[Start Material provided]

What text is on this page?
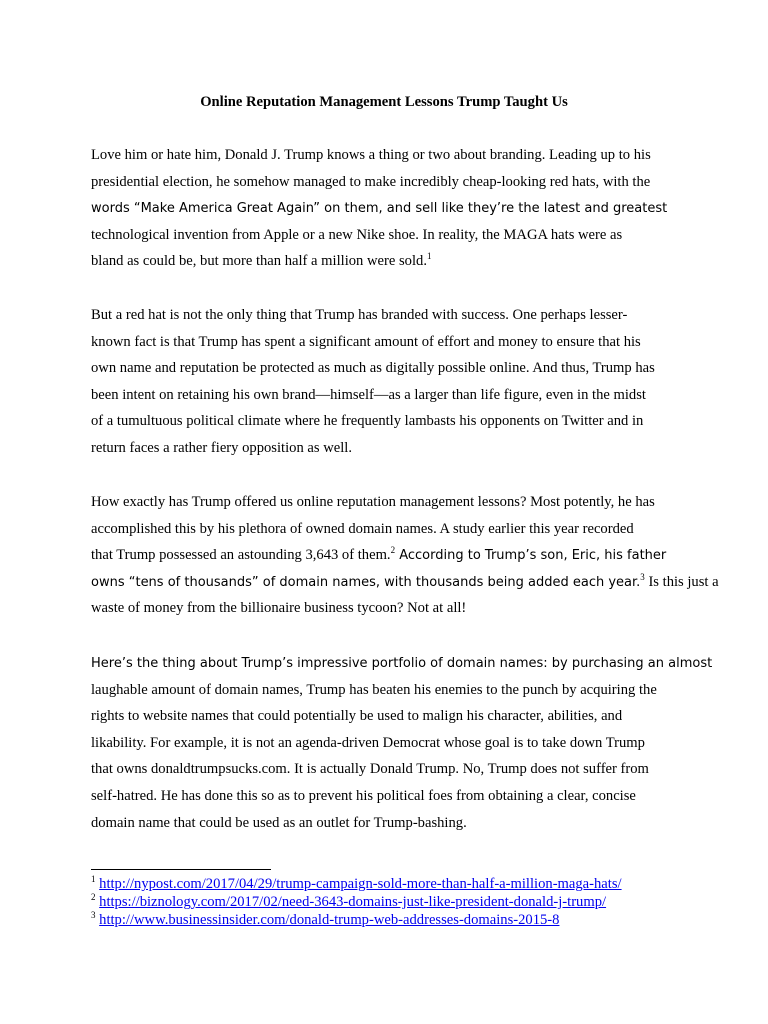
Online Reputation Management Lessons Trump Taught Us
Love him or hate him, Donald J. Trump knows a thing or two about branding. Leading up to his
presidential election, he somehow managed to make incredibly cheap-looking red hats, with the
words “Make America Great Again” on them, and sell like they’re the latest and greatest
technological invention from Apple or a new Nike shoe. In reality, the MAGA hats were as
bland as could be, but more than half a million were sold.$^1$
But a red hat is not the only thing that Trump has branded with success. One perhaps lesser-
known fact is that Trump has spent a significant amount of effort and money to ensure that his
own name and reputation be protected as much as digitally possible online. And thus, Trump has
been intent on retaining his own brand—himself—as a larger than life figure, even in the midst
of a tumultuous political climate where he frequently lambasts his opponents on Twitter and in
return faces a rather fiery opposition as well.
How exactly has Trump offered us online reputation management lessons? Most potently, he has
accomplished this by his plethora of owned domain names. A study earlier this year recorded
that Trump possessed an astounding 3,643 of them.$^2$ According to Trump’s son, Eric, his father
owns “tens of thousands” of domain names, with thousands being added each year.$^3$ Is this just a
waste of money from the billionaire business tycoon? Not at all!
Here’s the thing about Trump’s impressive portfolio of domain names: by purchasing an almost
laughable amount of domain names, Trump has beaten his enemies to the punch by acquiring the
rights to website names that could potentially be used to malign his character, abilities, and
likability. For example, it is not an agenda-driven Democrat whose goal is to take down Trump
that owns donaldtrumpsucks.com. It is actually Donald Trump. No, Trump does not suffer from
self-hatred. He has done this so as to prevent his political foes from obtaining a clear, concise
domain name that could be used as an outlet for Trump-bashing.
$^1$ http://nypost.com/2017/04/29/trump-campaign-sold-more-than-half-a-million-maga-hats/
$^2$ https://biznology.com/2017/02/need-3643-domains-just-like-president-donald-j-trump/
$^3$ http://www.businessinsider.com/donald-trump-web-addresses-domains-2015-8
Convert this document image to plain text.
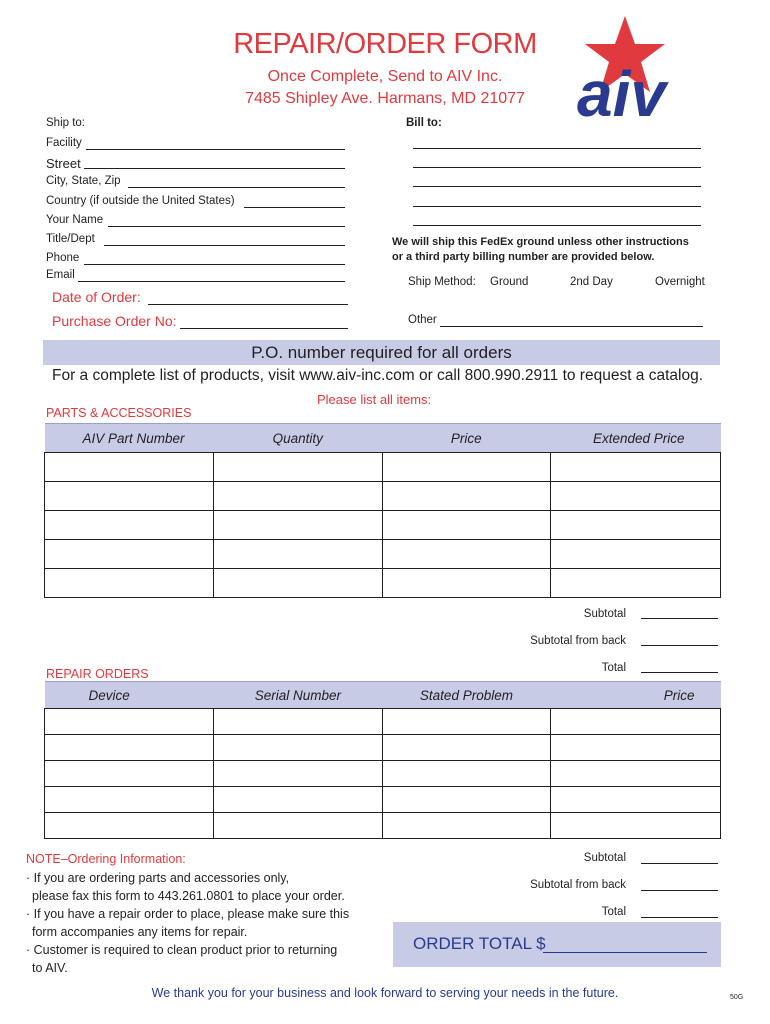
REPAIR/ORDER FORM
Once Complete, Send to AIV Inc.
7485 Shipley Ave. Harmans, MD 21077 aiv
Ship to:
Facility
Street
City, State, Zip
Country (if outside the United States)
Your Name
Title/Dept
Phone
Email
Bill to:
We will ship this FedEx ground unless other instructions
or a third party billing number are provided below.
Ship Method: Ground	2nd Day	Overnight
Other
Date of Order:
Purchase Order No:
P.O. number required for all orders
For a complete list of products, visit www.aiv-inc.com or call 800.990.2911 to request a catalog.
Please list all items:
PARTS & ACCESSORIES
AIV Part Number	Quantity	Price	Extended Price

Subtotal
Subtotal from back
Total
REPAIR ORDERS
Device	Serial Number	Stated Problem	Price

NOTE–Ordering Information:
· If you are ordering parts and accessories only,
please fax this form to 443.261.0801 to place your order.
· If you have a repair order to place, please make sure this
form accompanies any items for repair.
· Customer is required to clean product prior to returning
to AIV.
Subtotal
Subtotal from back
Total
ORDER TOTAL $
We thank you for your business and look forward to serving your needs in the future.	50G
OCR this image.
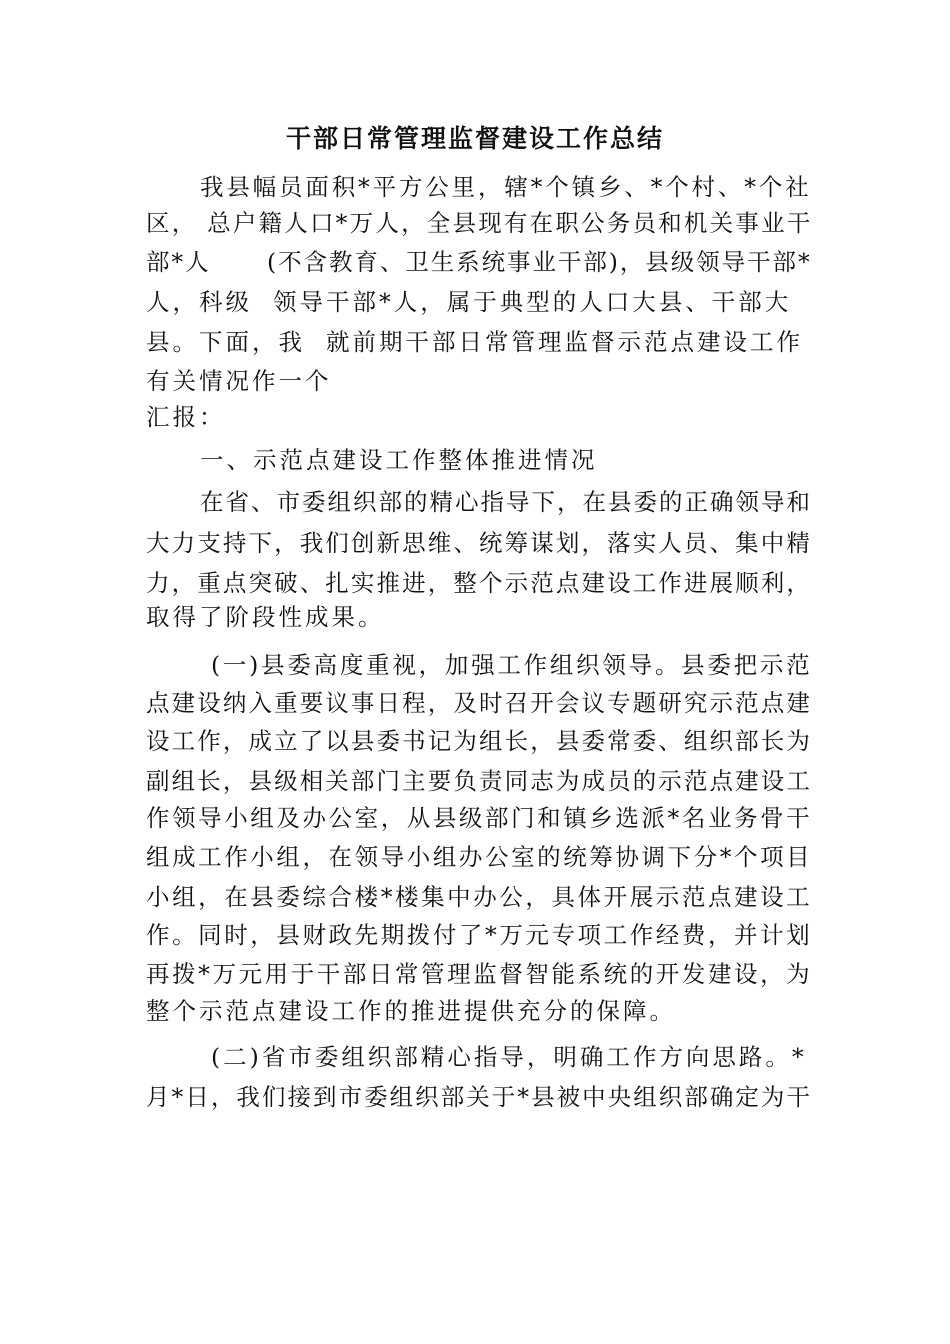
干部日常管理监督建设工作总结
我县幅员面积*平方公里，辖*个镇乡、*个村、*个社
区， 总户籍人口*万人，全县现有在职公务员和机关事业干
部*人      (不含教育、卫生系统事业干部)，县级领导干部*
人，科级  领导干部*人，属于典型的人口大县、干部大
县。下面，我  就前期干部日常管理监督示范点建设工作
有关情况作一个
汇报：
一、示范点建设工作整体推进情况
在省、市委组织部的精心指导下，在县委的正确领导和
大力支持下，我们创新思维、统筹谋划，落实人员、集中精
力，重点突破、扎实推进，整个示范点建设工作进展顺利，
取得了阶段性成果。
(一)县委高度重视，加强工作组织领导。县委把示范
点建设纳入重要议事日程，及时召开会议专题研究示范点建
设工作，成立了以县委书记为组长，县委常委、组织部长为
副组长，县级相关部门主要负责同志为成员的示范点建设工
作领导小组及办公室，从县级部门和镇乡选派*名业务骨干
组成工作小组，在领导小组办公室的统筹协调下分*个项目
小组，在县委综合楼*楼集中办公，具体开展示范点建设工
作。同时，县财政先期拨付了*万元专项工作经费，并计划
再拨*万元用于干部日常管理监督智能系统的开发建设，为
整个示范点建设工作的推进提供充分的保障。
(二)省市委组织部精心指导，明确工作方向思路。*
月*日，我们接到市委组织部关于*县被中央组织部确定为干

[End Material provided]

- [Exercise task]:
Repeat the material exactly as it reads, without any of its pictures.

- [Correct answer]:
What text is on this page?
Online Reputation Management Lessons Trump Taught Us
Love him or hate him, Donald J. Trump knows a thing or two about branding. Leading up to his
presidential election, he somehow managed to make incredibly cheap-looking red hats, with the
words “Make America Great Again” on them, and sell like they’re the latest and greatest
technological invention from Apple or a new Nike shoe. In reality, the MAGA hats were as
bland as could be, but more than half a million were sold.$^1$
But a red hat is not the only thing that Trump has branded with success. One perhaps lesser-
known fact is that Trump has spent a significant amount of effort and money to ensure that his
own name and reputation be protected as much as digitally possible online. And thus, Trump has
been intent on retaining his own brand—himself—as a larger than life figure, even in the midst
of a tumultuous political climate where he frequently lambasts his opponents on Twitter and in
return faces a rather fiery opposition as well.
How exactly has Trump offered us online reputation management lessons? Most potently, he has
accomplished this by his plethora of owned domain names. A study earlier this year recorded
that Trump possessed an astounding 3,643 of them.$^2$ According to Trump’s son, Eric, his father
owns “tens of thousands” of domain names, with thousands being added each year.$^3$ Is this just a
waste of money from the billionaire business tycoon? Not at all!
Here’s the thing about Trump’s impressive portfolio of domain names: by purchasing an almost
laughable amount of domain names, Trump has beaten his enemies to the punch by acquiring the
rights to website names that could potentially be used to malign his character, abilities, and
likability. For example, it is not an agenda-driven Democrat whose goal is to take down Trump
that owns donaldtrumpsucks.com. It is actually Donald Trump. No, Trump does not suffer from
self-hatred. He has done this so as to prevent his political foes from obtaining a clear, concise
domain name that could be used as an outlet for Trump-bashing.
$^1$ http://nypost.com/2017/04/29/trump-campaign-sold-more-than-half-a-million-maga-hats/
$^2$ https://biznology.com/2017/02/need-3643-domains-just-like-president-donald-j-trump/
$^3$ http://www.businessinsider.com/donald-trump-web-addresses-domains-2015-8
Convert this document image to plain text.
REPAIR/ORDER FORM
Once Complete, Send to AIV Inc.
7485 Shipley Ave. Harmans, MD 21077 aiv
Ship to:
Facility
Street
City, State, Zip
Country (if outside the United States)
Your Name
Title/Dept
Phone
Email
Bill to:
We will ship this FedEx ground unless other instructions
or a third party billing number are provided below.
Ship Method: Ground	2nd Day	Overnight
Other
Date of Order:
Purchase Order No:
P.O. number required for all orders
For a complete list of products, visit www.aiv-inc.com or call 800.990.2911 to request a catalog.
Please list all items:
PARTS & ACCESSORIES
AIV Part Number	Quantity	Price	Extended Price

Subtotal
Subtotal from back
Total
REPAIR ORDERS
Device	Serial Number	Stated Problem	Price

NOTE–Ordering Information:
· If you are ordering parts and accessories only,
please fax this form to 443.261.0801 to place your order.
· If you have a repair order to place, please make sure this
form accompanies any items for repair.
· Customer is required to clean product prior to returning
to AIV.
Subtotal
Subtotal from back
Total
ORDER TOTAL $
We thank you for your business and look forward to serving your needs in the future.	50G
OCR this image.
干部日常管理监督建设工作总结
我县幅员面积*平方公里，辖*个镇乡、*个村、*个社
区， 总户籍人口*万人，全县现有在职公务员和机关事业干
部*人      (不含教育、卫生系统事业干部)，县级领导干部*
人，科级  领导干部*人，属于典型的人口大县、干部大
县。下面，我  就前期干部日常管理监督示范点建设工作
有关情况作一个
汇报：
一、示范点建设工作整体推进情况
在省、市委组织部的精心指导下，在县委的正确领导和
大力支持下，我们创新思维、统筹谋划，落实人员、集中精
力，重点突破、扎实推进，整个示范点建设工作进展顺利，
取得了阶段性成果。
(一)县委高度重视，加强工作组织领导。县委把示范
点建设纳入重要议事日程，及时召开会议专题研究示范点建
设工作，成立了以县委书记为组长，县委常委、组织部长为
副组长，县级相关部门主要负责同志为成员的示范点建设工
作领导小组及办公室，从县级部门和镇乡选派*名业务骨干
组成工作小组，在领导小组办公室的统筹协调下分*个项目
小组，在县委综合楼*楼集中办公，具体开展示范点建设工
作。同时，县财政先期拨付了*万元专项工作经费，并计划
再拨*万元用于干部日常管理监督智能系统的开发建设，为
整个示范点建设工作的推进提供充分的保障。
(二)省市委组织部精心指导，明确工作方向思路。*
月*日，我们接到市委组织部关于*县被中央组织部确定为干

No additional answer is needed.